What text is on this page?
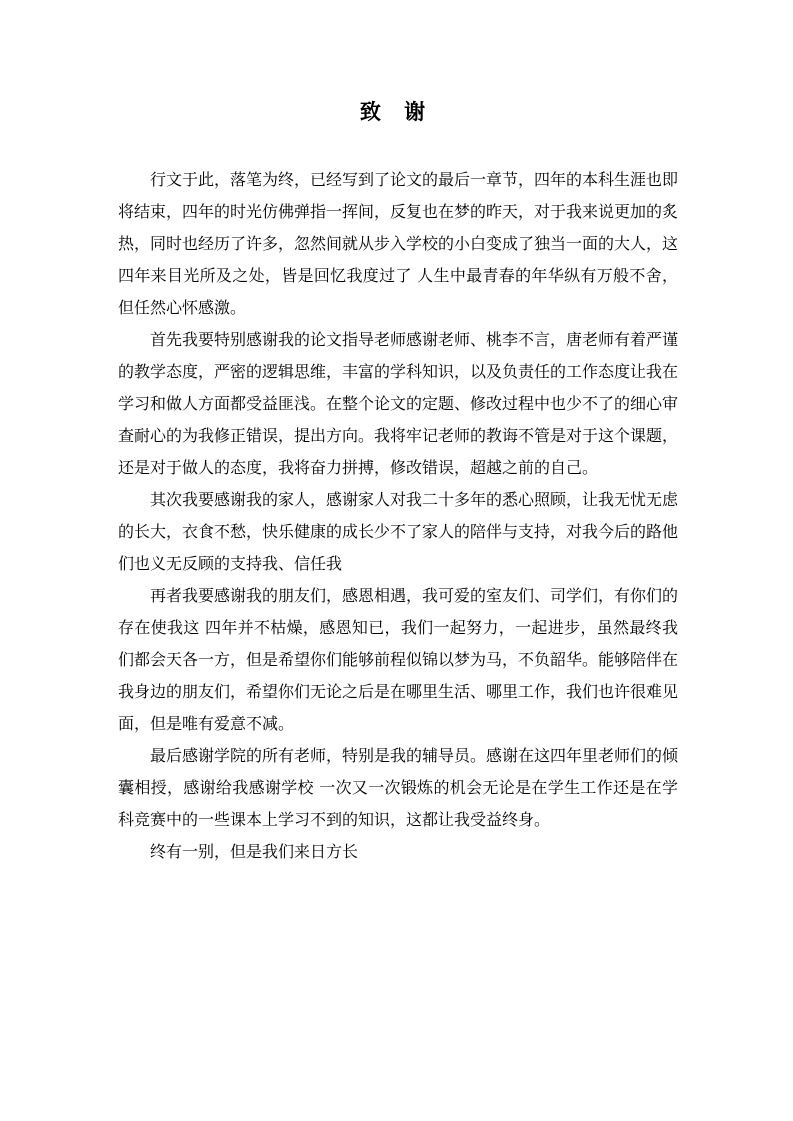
致 谢

行文于此，落笔为终，已经写到了论文的最后一章节，四年的本科生涯也即将结束，四年的时光仿佛弹指一挥间，反复也在梦的昨天，对于我来说更加的炙热，同时也经历了许多，忽然间就从步入学校的小白变成了独当一面的大人，这四年来目光所及之处，皆是回忆我度过了 人生中最青春的年华纵有万般不舍，但任然心怀感激。

首先我要特别感谢我的论文指导老师感谢老师、桃李不言，唐老师有着严谨的教学态度，严密的逻辑思维，丰富的学科知识，以及负责任的工作态度让我在学习和做人方面都受益匪浅。在整个论文的定题、修改过程中也少不了的细心审查耐心的为我修正错误，提出方向。我将牢记老师的教诲不管是对于这个课题，还是对于做人的态度，我将奋力拼搏，修改错误，超越之前的自己。

其次我要感谢我的家人，感谢家人对我二十多年的悉心照顾，让我无忧无虑的长大，衣食不愁，快乐健康的成长少不了家人的陪伴与支持，对我今后的路他们也义无反顾的支持我、信任我

再者我要感谢我的朋友们，感恩相遇，我可爱的室友们、司学们，有你们的存在使我这 四年并不枯燥，感恩知已，我们一起努力，一起进步，虽然最终我们都会天各一方，但是希望你们能够前程似锦以梦为马，不负韶华。能够陪伴在我身边的朋友们，希望你们无论之后是在哪里生活、哪里工作，我们也许很难见面，但是唯有爱意不减。

最后感谢学院的所有老师，特别是我的辅导员。感谢在这四年里老师们的倾囊相授，感谢给我感谢学校 一次又一次锻炼的机会无论是在学生工作还是在学科竞赛中的一些课本上学习不到的知识，这都让我受益终身。

终有一别，但是我们来日方长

* _JOB_:
Quote every line word for word and keep the images out of the copy.

* _RESULT FOR THIS EXERCISE_:
What text is on this page?
致 谢

行文于此，落笔为终，已经写到了论文的最后一章节，四年的本科生涯也即将结束，四年的时光仿佛弹指一挥间，反复也在梦的昨天，对于我来说更加的炙热，同时也经历了许多，忽然间就从步入学校的小白变成了独当一面的大人，这四年来目光所及之处，皆是回忆我度过了 人生中最青春的年华纵有万般不舍，但任然心怀感激。

首先我要特别感谢我的论文指导老师感谢老师、桃李不言，唐老师有着严谨的教学态度，严密的逻辑思维，丰富的学科知识，以及负责任的工作态度让我在学习和做人方面都受益匪浅。在整个论文的定题、修改过程中也少不了的细心审查耐心的为我修正错误，提出方向。我将牢记老师的教诲不管是对于这个课题，还是对于做人的态度，我将奋力拼搏，修改错误，超越之前的自己。

其次我要感谢我的家人，感谢家人对我二十多年的悉心照顾，让我无忧无虑的长大，衣食不愁，快乐健康的成长少不了家人的陪伴与支持，对我今后的路他们也义无反顾的支持我、信任我

再者我要感谢我的朋友们，感恩相遇，我可爱的室友们、司学们，有你们的存在使我这 四年并不枯燥，感恩知已，我们一起努力，一起进步，虽然最终我们都会天各一方，但是希望你们能够前程似锦以梦为马，不负韶华。能够陪伴在我身边的朋友们，希望你们无论之后是在哪里生活、哪里工作，我们也许很难见面，但是唯有爱意不减。

最后感谢学院的所有老师，特别是我的辅导员。感谢在这四年里老师们的倾囊相授，感谢给我感谢学校 一次又一次锻炼的机会无论是在学生工作还是在学科竞赛中的一些课本上学习不到的知识，这都让我受益终身。

终有一别，但是我们来日方长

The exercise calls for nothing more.